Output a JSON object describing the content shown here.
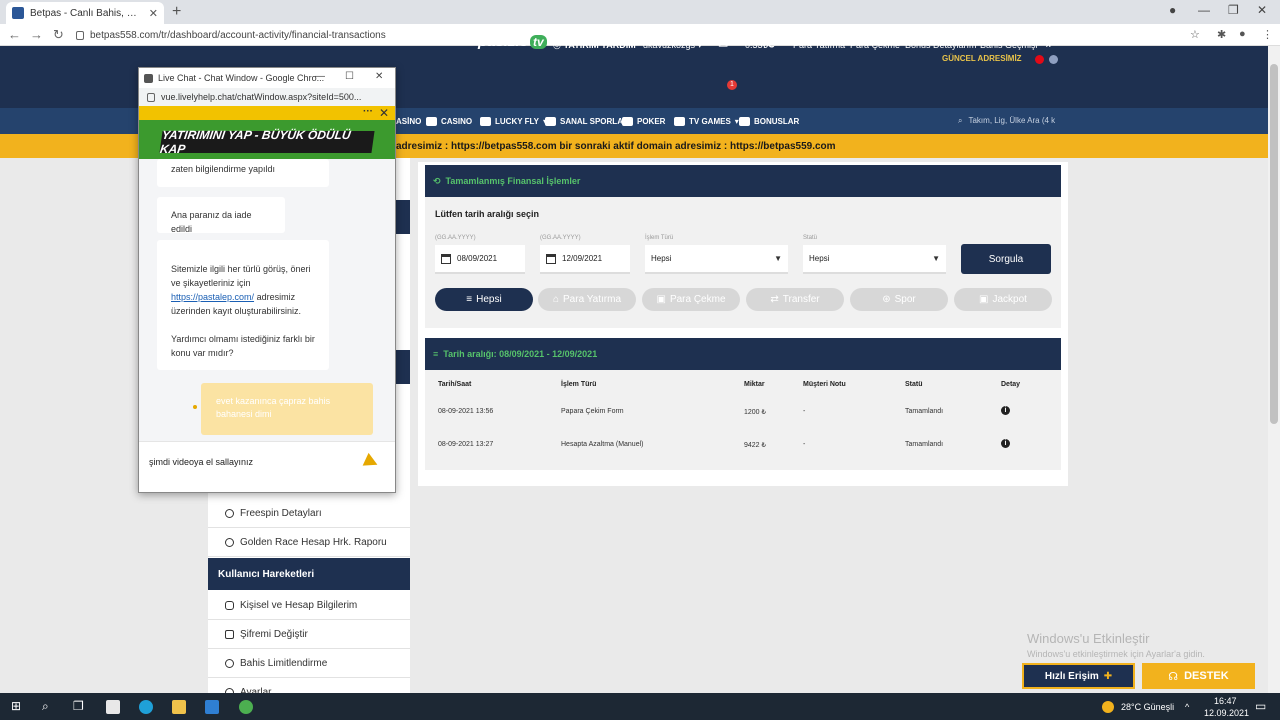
{
  "browser": {
    "tab_title": "Betpas - Canlı Bahis, Canlı Casino",
    "url": "betpas558.com/tr/dashboard/account-activity/financial-transactions"
  },
  "header": {
    "guncel": "GÜNCEL ADRESİMİZ",
    "logo": "pasizle",
    "logo_tv": "tv",
    "yatirim_yardim": "YATIRIM YARDIM",
    "username": "dkavuzkozgs",
    "mail_badge": "1",
    "balance": "0.33₺",
    "links": [
      "Para Yatırma",
      "Para Çekme",
      "Bonus Detaylarım",
      "Bahis Geçmişi"
    ]
  },
  "nav": {
    "items": [
      "ASİNO",
      "CASINO",
      "LUCKY FLY",
      "SANAL SPORLAR",
      "POKER",
      "TV GAMES",
      "BONUSLAR"
    ],
    "search_placeholder": "Takım, Lig, Ülke Ara (4 k"
  },
  "marquee": "adresimiz : https://betpas558.com bir sonraki aktif domain adresimiz : https://betpas559.com",
  "sidebar": {
    "items_top": [
      "Freespin Detayları",
      "Golden Race Hesap Hrk. Raporu"
    ],
    "section": "Kullanıcı Hareketleri",
    "items_bottom": [
      "Kişisel ve Hesap Bilgilerim",
      "Şifremi Değiştir",
      "Bahis Limitlendirme",
      "Ayarlar"
    ]
  },
  "panel": {
    "title": "Tamamlanmış Finansal İşlemler",
    "range_label": "Lütfen tarih aralığı seçin",
    "date_placeholder": "(GG.AA.YYYY)",
    "date_from": "08/09/2021",
    "date_to": "12/09/2021",
    "type_label": "İşlem Türü",
    "type_value": "Hepsi",
    "status_label": "Statü",
    "status_value": "Hepsi",
    "query_button": "Sorgula",
    "filters": [
      "Hepsi",
      "Para Yatırma",
      "Para Çekme",
      "Transfer",
      "Spor",
      "Jackpot"
    ]
  },
  "results": {
    "title": "Tarih aralığı: 08/09/2021 - 12/09/2021",
    "columns": [
      "Tarih/Saat",
      "İşlem Türü",
      "Miktar",
      "Müşteri Notu",
      "Statü",
      "Detay"
    ],
    "rows": [
      {
        "date": "08-09-2021 13:56",
        "type": "Papara Çekim Form",
        "amount": "1200 ₺",
        "note": "-",
        "status": "Tamamlandı"
      },
      {
        "date": "08-09-2021 13:27",
        "type": "Hesapta Azaltma (Manuel)",
        "amount": "9422 ₺",
        "note": "-",
        "status": "Tamamlandı"
      }
    ]
  },
  "watermark": {
    "line1": "Windows'u Etkinleştir",
    "line2": "Windows'u etkinleştirmek için Ayarlar'a gidin."
  },
  "buttons": {
    "hizli": "Hızlı Erişim",
    "destek": "DESTEK"
  },
  "chat": {
    "window_title": "Live Chat - Chat Window - Google Chro...",
    "url": "vue.livelyhelp.chat/chatWindow.aspx?siteId=500...",
    "banner": "YATIRIMINI YAP - BÜYÜK ÖDÜLÜ KAP",
    "msg1": "zaten bilgilendirme yapıldı",
    "msg2": "Ana paranız da iade edildi",
    "msg3_line1": "Sitemizle ilgili her türlü görüş, öneri",
    "msg3_line2": "ve şikayetleriniz için",
    "msg3_link": "https://pastalep.com/",
    "msg3_line3": "adresimiz",
    "msg3_line4": "üzerinden kayıt oluşturabilirsiniz.",
    "msg3_line5": "Yardımcı olmamı istediğiniz farklı bir",
    "msg3_line6": "konu var mıdır?",
    "my_msg_line1": "evet kazanınca çapraz bahis",
    "my_msg_line2": "bahanesi dimi",
    "input_value": "şimdi videoya el sallayınız"
  },
  "taskbar": {
    "weather": "28°C  Güneşli",
    "time": "16:47",
    "date": "12.09.2021"
  }
}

--------------------

■ What to produce
Copy out all lines above that include the string "Ayarlar".

■ Exercise output
      "Ayarlar"
    "line2": "Windows'u etkinleştirmek için Ayarlar'a gidin."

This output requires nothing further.